[START Information shown]
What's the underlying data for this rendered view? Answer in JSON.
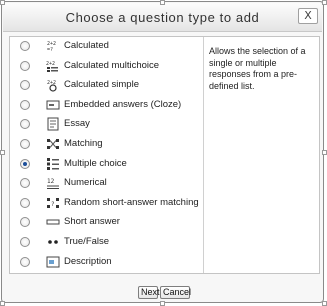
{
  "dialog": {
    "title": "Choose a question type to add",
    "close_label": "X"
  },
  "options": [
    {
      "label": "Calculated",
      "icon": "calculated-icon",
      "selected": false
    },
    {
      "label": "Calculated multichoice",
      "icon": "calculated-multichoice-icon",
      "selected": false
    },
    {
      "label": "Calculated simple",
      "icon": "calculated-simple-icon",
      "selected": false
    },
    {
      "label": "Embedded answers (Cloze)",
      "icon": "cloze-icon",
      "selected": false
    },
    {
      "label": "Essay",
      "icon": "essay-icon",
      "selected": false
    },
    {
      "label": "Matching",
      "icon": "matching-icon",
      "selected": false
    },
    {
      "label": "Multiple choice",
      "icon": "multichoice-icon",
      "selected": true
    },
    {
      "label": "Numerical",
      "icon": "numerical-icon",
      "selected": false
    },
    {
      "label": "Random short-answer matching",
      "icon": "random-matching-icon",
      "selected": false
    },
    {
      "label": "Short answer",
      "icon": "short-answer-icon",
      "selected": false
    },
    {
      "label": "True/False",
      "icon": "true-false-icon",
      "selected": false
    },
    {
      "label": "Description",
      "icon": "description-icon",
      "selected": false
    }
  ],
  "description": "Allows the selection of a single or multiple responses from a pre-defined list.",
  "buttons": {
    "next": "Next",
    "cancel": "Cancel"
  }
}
[END Information shown]
> _Challenge_: Copy each line of the listing that contains the string "icon".

> _Written answer_:
      "icon": "calculated-icon",
      "icon": "calculated-multichoice-icon",
      "icon": "calculated-simple-icon",
      "icon": "cloze-icon",
      "icon": "essay-icon",
      "icon": "matching-icon",
      "icon": "multichoice-icon",
      "icon": "numerical-icon",
      "icon": "random-matching-icon",
      "icon": "short-answer-icon",
      "icon": "true-false-icon",
      "icon": "description-icon",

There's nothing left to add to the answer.